» Goal
Locate the string "Meno" throughout the material and copy every line in which it occurs.
****************
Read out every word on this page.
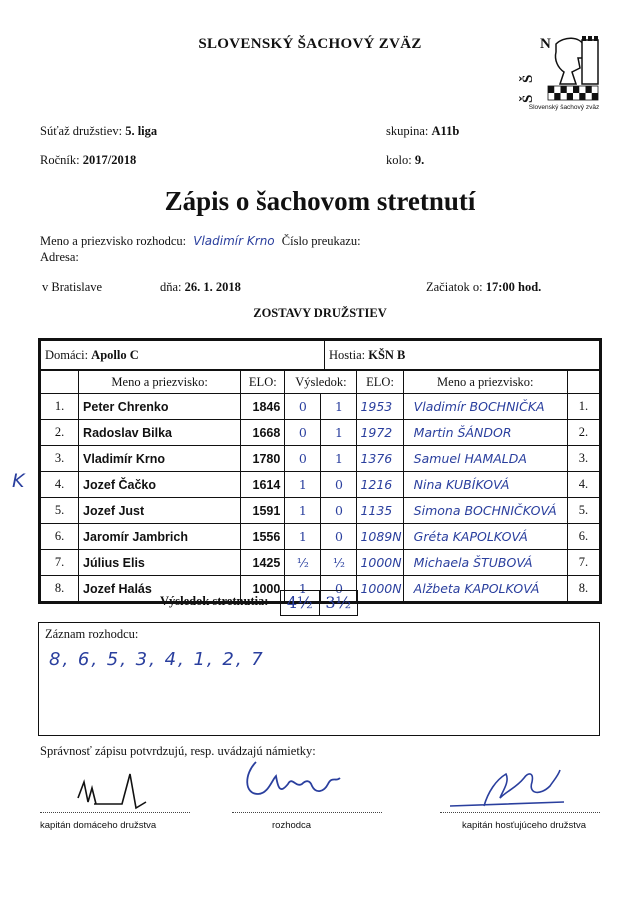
SLOVENSKÝ ŠACHOVÝ ZVÄZ	N
Š
Š
Slovenský šachový zväz
Súťaž družstiev: 5. liga	skupina: A11b
Ročník: 2017/2018	kolo: 9.
Zápis o šachovom stretnutí
Meno a priezvisko rozhodcu: Vladimír Krno Číslo preukazu:
Adresa:
v Bratislave	dňa: 26. 1. 2018	Začiatok o: 17:00 hod.
ZOSTAVY DRUŽSTIEV
Domáci: Apollo C	Hostia: KŠN B
	Meno a priezvisko:	ELO:	Výsledok:		ELO:	Meno a priezvisko:	
1.	Peter Chrenko	1846	0	1	1953	Vladimír BOCHNIČKA	1.
2.	Radoslav Bilka	1668	0	1	1972	Martin ŠÁNDOR	2.
3.	Vladimír Krno	1780	0	1	1376	Samuel HAMALDA	3.
4.	Jozef Čačko	1614	1	0	1216	Nina KUBÍKOVÁ	4.
5.	Jozef Just	1591	1	0	1135	Simona BOCHNIČKOVÁ	5.
6.	Jaromír Jambrich	1556	1	0	1089N	Gréta KAPOLKOVÁ	6.
7.	Július Elis	1425	½	½	1000N	Michaela ŠTUBOVÁ	7.
8.	Jozef Halás	1000	1	0	1000N	Alžbeta KAPOLKOVÁ	8.
Výsledok stretnutia:	4½ 3½
Záznam rozhodcu:
8, 6, 5, 3, 4, 1, 2, 7
Správnosť zápisu potvrdzujú, resp. uvádzajú námietky:
kapitán domáceho družstva	rozhodca	kapitán hosťujúceho družstva
K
****************
» Task response
Meno a priezvisko rozhodcu: Vladimír Krno Číslo preukazu:
	Meno a priezvisko:	ELO:	Výsledok:		ELO:	Meno a priezvisko:	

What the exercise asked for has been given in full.